What the task asks: Reproduce the entries word for word, and omit any picture you find in them.

+++ Dataset excerpts

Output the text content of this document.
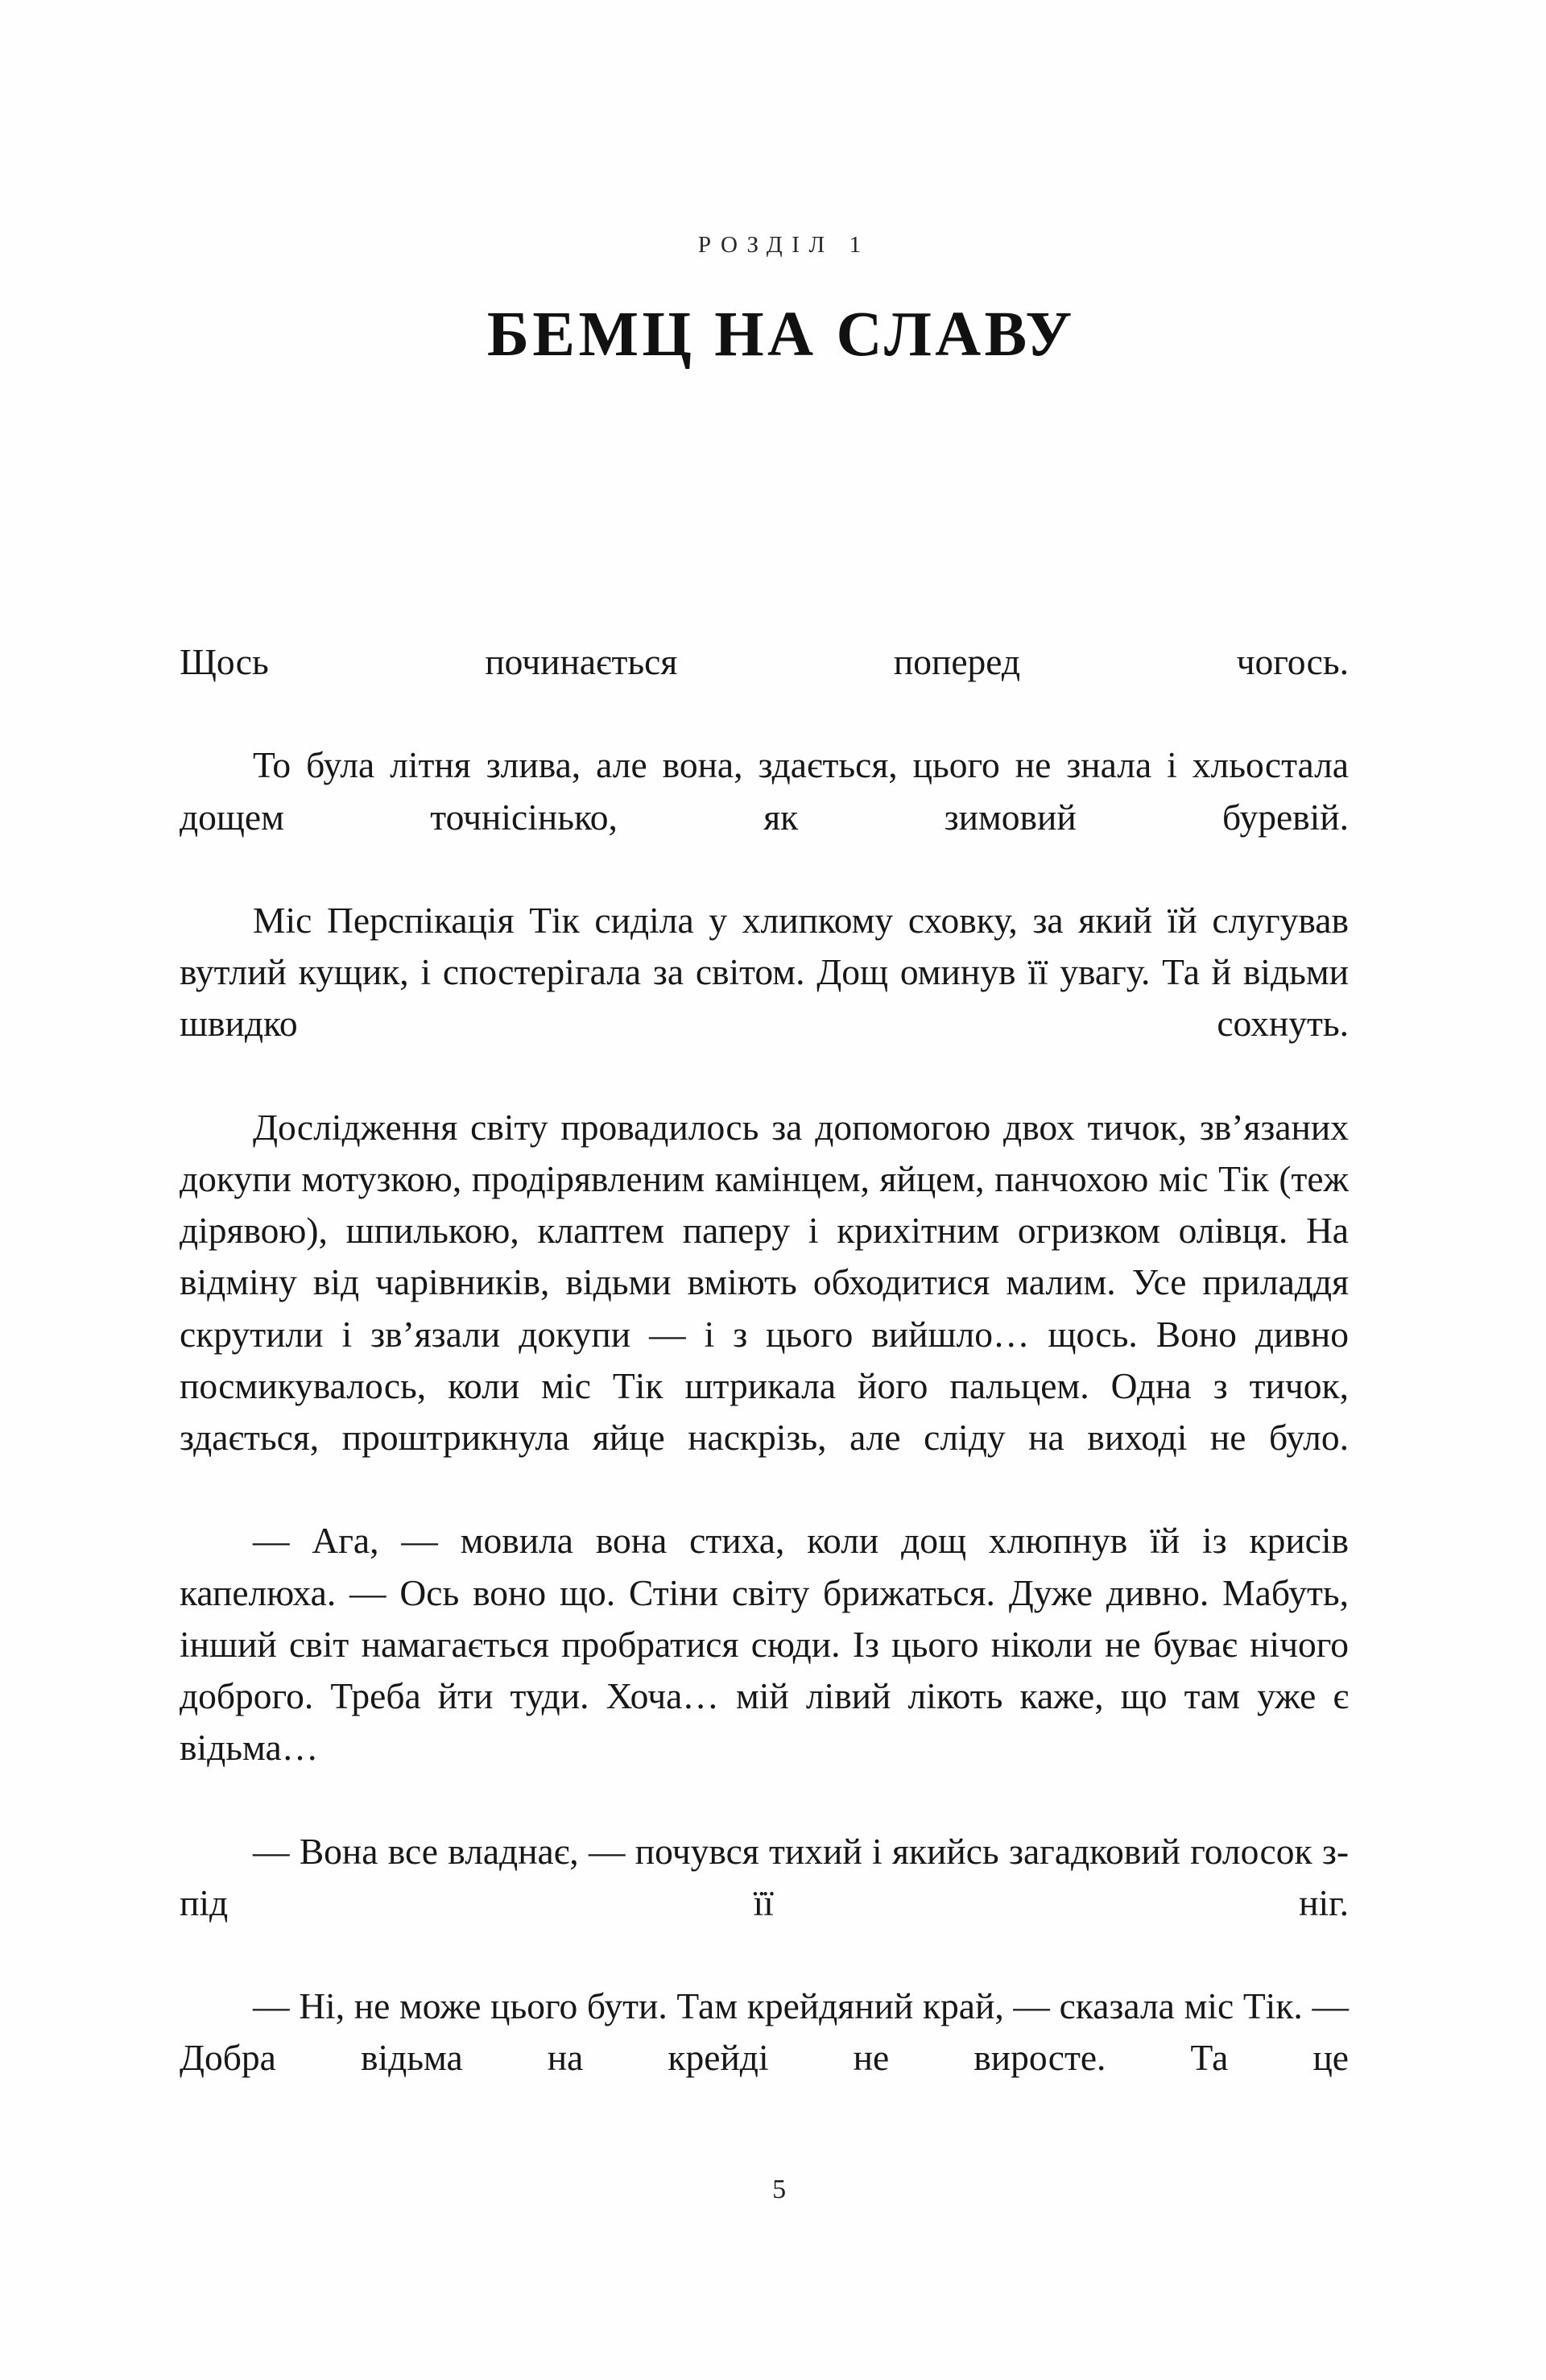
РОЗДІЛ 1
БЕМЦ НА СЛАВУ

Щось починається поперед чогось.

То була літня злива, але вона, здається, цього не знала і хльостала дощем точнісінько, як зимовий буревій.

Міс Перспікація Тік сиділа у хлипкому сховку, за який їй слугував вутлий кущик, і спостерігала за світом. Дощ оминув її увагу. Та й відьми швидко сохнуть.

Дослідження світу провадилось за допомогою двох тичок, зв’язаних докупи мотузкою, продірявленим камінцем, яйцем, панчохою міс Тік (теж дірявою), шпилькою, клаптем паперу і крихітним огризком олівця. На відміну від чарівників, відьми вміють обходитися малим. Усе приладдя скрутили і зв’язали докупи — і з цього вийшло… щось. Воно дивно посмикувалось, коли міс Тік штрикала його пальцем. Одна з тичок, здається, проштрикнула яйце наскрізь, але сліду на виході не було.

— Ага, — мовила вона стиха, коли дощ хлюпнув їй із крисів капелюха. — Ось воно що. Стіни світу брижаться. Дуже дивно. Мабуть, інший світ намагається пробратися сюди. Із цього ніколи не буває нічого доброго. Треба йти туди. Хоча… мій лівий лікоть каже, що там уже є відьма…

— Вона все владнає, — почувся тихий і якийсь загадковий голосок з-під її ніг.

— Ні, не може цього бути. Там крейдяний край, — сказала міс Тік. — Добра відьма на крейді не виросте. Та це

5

++++++

Output:
Output the text content of this document.
РОЗДІЛ 1
БЕМЦ НА СЛАВУ

Щось починається поперед чогось.

То була літня злива, але вона, здається, цього не знала і хльостала дощем точнісінько, як зимовий буревій.

Міс Перспікація Тік сиділа у хлипкому сховку, за який їй слугував вутлий кущик, і спостерігала за світом. Дощ оминув її увагу. Та й відьми швидко сохнуть.

Дослідження світу провадилось за допомогою двох тичок, зв’язаних докупи мотузкою, продірявленим камінцем, яйцем, панчохою міс Тік (теж дірявою), шпилькою, клаптем паперу і крихітним огризком олівця. На відміну від чарівників, відьми вміють обходитися малим. Усе приладдя скрутили і зв’язали докупи — і з цього вийшло… щось. Воно дивно посмикувалось, коли міс Тік штрикала його пальцем. Одна з тичок, здається, проштрикнула яйце наскрізь, але сліду на виході не було.

— Ага, — мовила вона стиха, коли дощ хлюпнув їй із крисів капелюха. — Ось воно що. Стіни світу брижаться. Дуже дивно. Мабуть, інший світ намагається пробратися сюди. Із цього ніколи не буває нічого доброго. Треба йти туди. Хоча… мій лівий лікоть каже, що там уже є відьма…

— Вона все владнає, — почувся тихий і якийсь загадковий голосок з-під її ніг.

— Ні, не може цього бути. Там крейдяний край, — сказала міс Тік. — Добра відьма на крейді не виросте. Та це

5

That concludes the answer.